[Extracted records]

::::::::

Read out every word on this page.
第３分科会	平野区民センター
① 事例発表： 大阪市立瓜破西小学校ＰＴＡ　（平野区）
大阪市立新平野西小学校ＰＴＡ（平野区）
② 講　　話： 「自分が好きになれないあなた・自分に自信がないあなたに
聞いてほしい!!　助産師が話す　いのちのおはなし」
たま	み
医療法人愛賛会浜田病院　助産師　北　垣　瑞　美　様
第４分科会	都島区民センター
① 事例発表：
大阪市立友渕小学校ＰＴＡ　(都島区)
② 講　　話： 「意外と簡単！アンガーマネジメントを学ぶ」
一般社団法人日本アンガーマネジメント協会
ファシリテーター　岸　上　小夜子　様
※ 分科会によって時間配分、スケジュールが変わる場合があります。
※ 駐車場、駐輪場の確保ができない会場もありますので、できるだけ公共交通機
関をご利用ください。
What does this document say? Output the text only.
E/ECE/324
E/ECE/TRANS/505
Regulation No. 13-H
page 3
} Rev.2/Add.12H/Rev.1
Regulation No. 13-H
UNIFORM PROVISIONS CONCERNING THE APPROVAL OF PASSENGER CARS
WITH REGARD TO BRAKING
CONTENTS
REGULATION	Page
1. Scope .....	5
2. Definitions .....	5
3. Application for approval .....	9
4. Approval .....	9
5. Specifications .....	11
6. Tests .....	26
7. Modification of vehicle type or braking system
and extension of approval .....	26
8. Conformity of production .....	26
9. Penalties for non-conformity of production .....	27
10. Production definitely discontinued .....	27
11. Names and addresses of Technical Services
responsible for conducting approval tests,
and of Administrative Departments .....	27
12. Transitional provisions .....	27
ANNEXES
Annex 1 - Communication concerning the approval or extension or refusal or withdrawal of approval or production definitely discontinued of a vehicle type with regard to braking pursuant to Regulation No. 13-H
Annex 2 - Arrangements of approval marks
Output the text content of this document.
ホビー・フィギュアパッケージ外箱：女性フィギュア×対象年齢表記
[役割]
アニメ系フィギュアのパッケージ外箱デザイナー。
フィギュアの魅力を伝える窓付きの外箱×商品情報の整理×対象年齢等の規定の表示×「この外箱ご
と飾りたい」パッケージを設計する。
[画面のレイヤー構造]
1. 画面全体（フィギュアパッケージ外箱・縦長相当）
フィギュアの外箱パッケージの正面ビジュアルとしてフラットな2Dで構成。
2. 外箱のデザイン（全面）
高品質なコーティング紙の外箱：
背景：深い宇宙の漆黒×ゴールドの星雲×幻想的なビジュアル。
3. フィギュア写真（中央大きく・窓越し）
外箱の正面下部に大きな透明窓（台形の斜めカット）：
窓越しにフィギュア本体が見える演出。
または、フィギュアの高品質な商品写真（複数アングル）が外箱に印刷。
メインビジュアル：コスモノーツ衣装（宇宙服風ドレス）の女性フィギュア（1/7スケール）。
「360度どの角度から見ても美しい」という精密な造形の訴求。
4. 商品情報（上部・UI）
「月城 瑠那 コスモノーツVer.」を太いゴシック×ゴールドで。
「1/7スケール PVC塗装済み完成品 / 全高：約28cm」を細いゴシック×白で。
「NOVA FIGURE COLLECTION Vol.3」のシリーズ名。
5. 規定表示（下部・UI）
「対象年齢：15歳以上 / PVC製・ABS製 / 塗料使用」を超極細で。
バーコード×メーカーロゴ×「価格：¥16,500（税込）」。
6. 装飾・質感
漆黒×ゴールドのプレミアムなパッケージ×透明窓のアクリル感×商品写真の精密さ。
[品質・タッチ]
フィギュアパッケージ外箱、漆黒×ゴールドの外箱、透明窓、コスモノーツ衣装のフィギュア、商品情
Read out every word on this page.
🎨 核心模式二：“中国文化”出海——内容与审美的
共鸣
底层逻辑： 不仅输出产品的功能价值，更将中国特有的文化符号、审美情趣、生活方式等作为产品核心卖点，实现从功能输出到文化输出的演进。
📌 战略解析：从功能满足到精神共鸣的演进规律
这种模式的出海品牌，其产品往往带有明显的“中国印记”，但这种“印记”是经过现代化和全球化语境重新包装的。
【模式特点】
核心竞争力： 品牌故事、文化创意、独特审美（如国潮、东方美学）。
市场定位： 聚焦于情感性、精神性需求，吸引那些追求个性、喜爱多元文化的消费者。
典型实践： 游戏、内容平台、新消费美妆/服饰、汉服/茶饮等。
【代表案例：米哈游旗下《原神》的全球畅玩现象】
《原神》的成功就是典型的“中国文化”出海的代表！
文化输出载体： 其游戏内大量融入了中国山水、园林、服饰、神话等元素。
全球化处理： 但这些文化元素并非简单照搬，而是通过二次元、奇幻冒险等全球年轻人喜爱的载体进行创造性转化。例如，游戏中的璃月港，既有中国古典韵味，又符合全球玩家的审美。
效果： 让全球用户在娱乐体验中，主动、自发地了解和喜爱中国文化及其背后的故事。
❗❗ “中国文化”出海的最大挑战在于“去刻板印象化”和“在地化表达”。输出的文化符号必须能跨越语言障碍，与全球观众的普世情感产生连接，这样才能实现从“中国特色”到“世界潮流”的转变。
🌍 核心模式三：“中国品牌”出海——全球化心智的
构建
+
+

::::::::

**Exercise aim**
Write down the full listing again, exactly.

**Output**
Read out every word on this page.
第３分科会	平野区民センター
① 事例発表： 大阪市立瓜破西小学校ＰＴＡ　（平野区）
大阪市立新平野西小学校ＰＴＡ（平野区）
② 講　　話： 「自分が好きになれないあなた・自分に自信がないあなたに
聞いてほしい!!　助産師が話す　いのちのおはなし」
たま	み
医療法人愛賛会浜田病院　助産師　北　垣　瑞　美　様
第４分科会	都島区民センター
① 事例発表：
大阪市立友渕小学校ＰＴＡ　(都島区)
② 講　　話： 「意外と簡単！アンガーマネジメントを学ぶ」
一般社団法人日本アンガーマネジメント協会
ファシリテーター　岸　上　小夜子　様
※ 分科会によって時間配分、スケジュールが変わる場合があります。
※ 駐車場、駐輪場の確保ができない会場もありますので、できるだけ公共交通機
関をご利用ください。
What does this document say? Output the text only.
E/ECE/324
E/ECE/TRANS/505
Regulation No. 13-H
page 3
} Rev.2/Add.12H/Rev.1
Regulation No. 13-H
UNIFORM PROVISIONS CONCERNING THE APPROVAL OF PASSENGER CARS
WITH REGARD TO BRAKING
CONTENTS
REGULATION	Page
1. Scope .....	5
2. Definitions .....	5
3. Application for approval .....	9
4. Approval .....	9
5. Specifications .....	11
6. Tests .....	26
7. Modification of vehicle type or braking system
and extension of approval .....	26
8. Conformity of production .....	26
9. Penalties for non-conformity of production .....	27
10. Production definitely discontinued .....	27
11. Names and addresses of Technical Services
responsible for conducting approval tests,
and of Administrative Departments .....	27
12. Transitional provisions .....	27
ANNEXES
Annex 1 - Communication concerning the approval or extension or refusal or withdrawal of approval or production definitely discontinued of a vehicle type with regard to braking pursuant to Regulation No. 13-H
Annex 2 - Arrangements of approval marks
Output the text content of this document.
ホビー・フィギュアパッケージ外箱：女性フィギュア×対象年齢表記
[役割]
アニメ系フィギュアのパッケージ外箱デザイナー。
フィギュアの魅力を伝える窓付きの外箱×商品情報の整理×対象年齢等の規定の表示×「この外箱ご
と飾りたい」パッケージを設計する。
[画面のレイヤー構造]
1. 画面全体（フィギュアパッケージ外箱・縦長相当）
フィギュアの外箱パッケージの正面ビジュアルとしてフラットな2Dで構成。
2. 外箱のデザイン（全面）
高品質なコーティング紙の外箱：
背景：深い宇宙の漆黒×ゴールドの星雲×幻想的なビジュアル。
3. フィギュア写真（中央大きく・窓越し）
外箱の正面下部に大きな透明窓（台形の斜めカット）：
窓越しにフィギュア本体が見える演出。
または、フィギュアの高品質な商品写真（複数アングル）が外箱に印刷。
メインビジュアル：コスモノーツ衣装（宇宙服風ドレス）の女性フィギュア（1/7スケール）。
「360度どの角度から見ても美しい」という精密な造形の訴求。
4. 商品情報（上部・UI）
「月城 瑠那 コスモノーツVer.」を太いゴシック×ゴールドで。
「1/7スケール PVC塗装済み完成品 / 全高：約28cm」を細いゴシック×白で。
「NOVA FIGURE COLLECTION Vol.3」のシリーズ名。
5. 規定表示（下部・UI）
「対象年齢：15歳以上 / PVC製・ABS製 / 塗料使用」を超極細で。
バーコード×メーカーロゴ×「価格：¥16,500（税込）」。
6. 装飾・質感
漆黒×ゴールドのプレミアムなパッケージ×透明窓のアクリル感×商品写真の精密さ。
[品質・タッチ]
フィギュアパッケージ外箱、漆黒×ゴールドの外箱、透明窓、コスモノーツ衣装のフィギュア、商品情
Read out every word on this page.
🎨 核心模式二：“中国文化”出海——内容与审美的
共鸣
底层逻辑： 不仅输出产品的功能价值，更将中国特有的文化符号、审美情趣、生活方式等作为产品核心卖点，实现从功能输出到文化输出的演进。
📌 战略解析：从功能满足到精神共鸣的演进规律
这种模式的出海品牌，其产品往往带有明显的“中国印记”，但这种“印记”是经过现代化和全球化语境重新包装的。
【模式特点】
核心竞争力： 品牌故事、文化创意、独特审美（如国潮、东方美学）。
市场定位： 聚焦于情感性、精神性需求，吸引那些追求个性、喜爱多元文化的消费者。
典型实践： 游戏、内容平台、新消费美妆/服饰、汉服/茶饮等。
【代表案例：米哈游旗下《原神》的全球畅玩现象】
《原神》的成功就是典型的“中国文化”出海的代表！
文化输出载体： 其游戏内大量融入了中国山水、园林、服饰、神话等元素。
全球化处理： 但这些文化元素并非简单照搬，而是通过二次元、奇幻冒险等全球年轻人喜爱的载体进行创造性转化。例如，游戏中的璃月港，既有中国古典韵味，又符合全球玩家的审美。
效果： 让全球用户在娱乐体验中，主动、自发地了解和喜爱中国文化及其背后的故事。
❗❗ “中国文化”出海的最大挑战在于“去刻板印象化”和“在地化表达”。输出的文化符号必须能跨越语言障碍，与全球观众的普世情感产生连接，这样才能实现从“中国特色”到“世界潮流”的转变。
🌍 核心模式三：“中国品牌”出海——全球化心智的
构建
+
+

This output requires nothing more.